» **WRITTEN EXERCISE**
Go through the material below and copy all lines with "which".

» **STORED DATA**
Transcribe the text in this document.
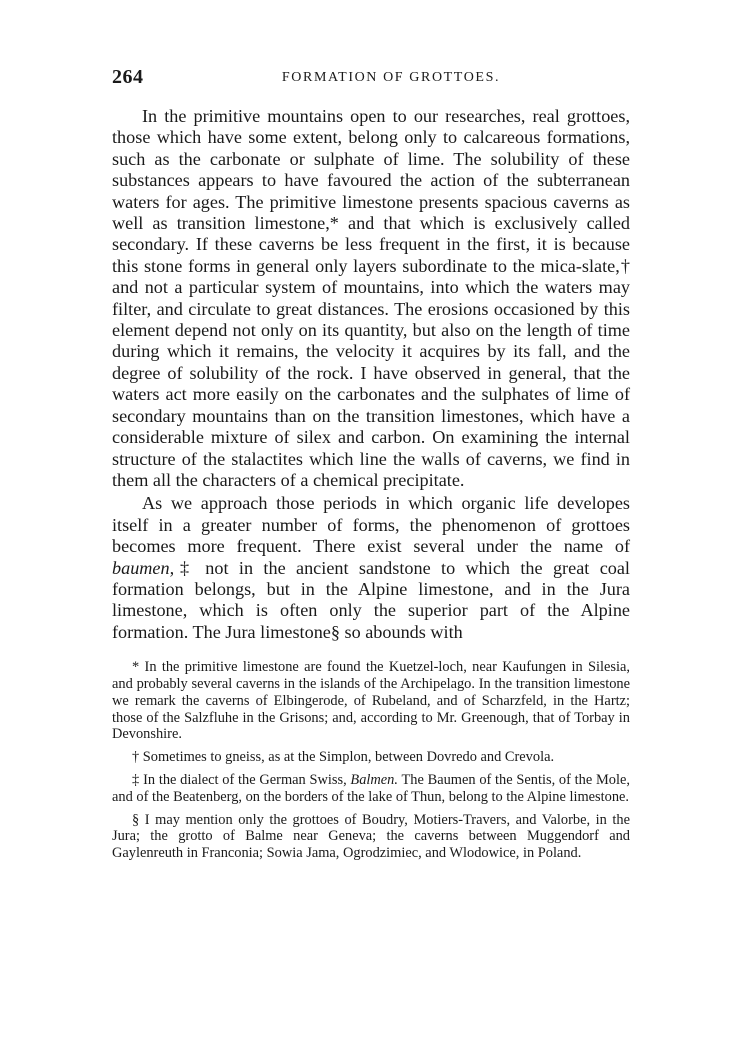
264	FORMATION OF GROTTOES.

In the primitive mountains open to our researches, real grottoes, those which have some extent, belong only to calcareous formations, such as the carbonate or sulphate of lime. The solubility of these substances appears to have favoured the action of the subterranean waters for ages. The primitive limestone presents spacious caverns as well as transition limestone,* and that which is exclusively called secondary. If these caverns be less frequent in the first, it is because this stone forms in general only layers subordinate to the mica-slate,† and not a particular system of mountains, into which the waters may filter, and circulate to great distances. The erosions occasioned by this element depend not only on its quantity, but also on the length of time during which it remains, the velocity it acquires by its fall, and the degree of solubility of the rock. I have observed in general, that the waters act more easily on the carbonates and the sulphates of lime of secondary mountains than on the transition limestones, which have a considerable mixture of silex and carbon. On examining the internal structure of the stalactites which line the walls of caverns, we find in them all the characters of a chemical precipitate.

As we approach those periods in which organic life developes itself in a greater number of forms, the phenomenon of grottoes becomes more frequent. There exist several under the name of baumen,‡ not in the ancient sandstone to which the great coal formation belongs, but in the Alpine limestone, and in the Jura limestone, which is often only the superior part of the Alpine formation. The Jura limestone§ so abounds with

* In the primitive limestone are found the Kuetzel-loch, near Kaufungen in Silesia, and probably several caverns in the islands of the Archipelago. In the transition limestone we remark the caverns of Elbingerode, of Rubeland, and of Scharzfeld, in the Hartz; those of the Salzfluhe in the Grisons; and, according to Mr. Greenough, that of Torbay in Devonshire.

† Sometimes to gneiss, as at the Simplon, between Dovredo and Crevola.

‡ In the dialect of the German Swiss, Balmen. The Baumen of the Sentis, of the Mole, and of the Beatenberg, on the borders of the lake of Thun, belong to the Alpine limestone.

§ I may mention only the grottoes of Boudry, Motiers-Travers, and Valorbe, in the Jura; the grotto of Balme near Geneva; the caverns between Muggendorf and Gaylenreuth in Franconia; Sowia Jama, Ogrodzimiec, and Wlodowice, in Poland.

» **THE COMPLETED TASK**
In the primitive mountains open to our researches, real grottoes, those which have some extent, belong only to calcareous formations, such as the carbonate or sulphate of lime. The solubility of these substances appears to have favoured the action of the subterranean waters for ages. The primitive limestone presents spacious caverns as well as transition limestone,* and that which is exclusively called secondary. If these caverns be less frequent in the first, it is because this stone forms in general only layers subordinate to the mica-slate,† and not a particular system of mountains, into which the waters may filter, and circulate to great distances. The erosions occasioned by this element depend not only on its quantity, but also on the length of time during which it remains, the velocity it acquires by its fall, and the degree of solubility of the rock. I have observed in general, that the waters act more easily on the carbonates and the sulphates of lime of secondary mountains than on the transition limestones, which have a considerable mixture of silex and carbon. On examining the internal structure of the stalactites which line the walls of caverns, we find in them all the characters of a chemical precipitate.
As we approach those periods in which organic life developes itself in a greater number of forms, the phenomenon of grottoes becomes more frequent. There exist several under the name of baumen,‡ not in the ancient sandstone to which the great coal formation belongs, but in the Alpine limestone, and in the Jura limestone, which is often only the superior part of the Alpine formation. The Jura limestone§ so abounds with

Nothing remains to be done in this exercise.